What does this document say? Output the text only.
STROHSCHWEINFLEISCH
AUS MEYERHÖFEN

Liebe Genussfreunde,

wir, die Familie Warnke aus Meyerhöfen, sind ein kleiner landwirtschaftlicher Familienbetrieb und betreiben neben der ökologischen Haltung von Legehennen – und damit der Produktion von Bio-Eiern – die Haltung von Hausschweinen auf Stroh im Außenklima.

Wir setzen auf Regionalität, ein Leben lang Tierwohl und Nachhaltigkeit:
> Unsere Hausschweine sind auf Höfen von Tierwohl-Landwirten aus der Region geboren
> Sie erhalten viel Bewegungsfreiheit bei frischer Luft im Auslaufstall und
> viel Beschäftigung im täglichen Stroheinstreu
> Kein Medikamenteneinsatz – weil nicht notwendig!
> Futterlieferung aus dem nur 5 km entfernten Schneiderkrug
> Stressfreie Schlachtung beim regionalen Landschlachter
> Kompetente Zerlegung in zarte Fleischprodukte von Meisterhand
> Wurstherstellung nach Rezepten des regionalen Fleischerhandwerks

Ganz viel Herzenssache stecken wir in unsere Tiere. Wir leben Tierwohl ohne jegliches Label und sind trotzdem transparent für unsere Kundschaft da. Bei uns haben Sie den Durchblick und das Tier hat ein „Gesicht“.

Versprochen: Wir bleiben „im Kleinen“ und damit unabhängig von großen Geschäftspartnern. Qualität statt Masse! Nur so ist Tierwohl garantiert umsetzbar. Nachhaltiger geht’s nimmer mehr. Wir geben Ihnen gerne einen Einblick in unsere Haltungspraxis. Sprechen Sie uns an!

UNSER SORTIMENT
★ ★ ★ ★
* EXERCISE DETAILS *
Read through the entries and copy each line in which "sind" appears.

* EXPECTED ANSWER *
wir, die Familie Warnke aus Meyerhöfen, sind ein kleiner landwirtschaftlicher Familienbetrieb und betreiben neben der ökologischen Haltung von Legehennen – und damit der Produktion von Bio-Eiern – die Haltung von Hausschweinen auf Stroh im Außenklima.
> Unsere Hausschweine sind auf Höfen von Tierwohl-Landwirten aus der Region geboren
Ganz viel Herzenssache stecken wir in unsere Tiere. Wir leben Tierwohl ohne jegliches Label und sind trotzdem transparent für unsere Kundschaft da. Bei uns haben Sie den Durchblick und das Tier hat ein „Gesicht“.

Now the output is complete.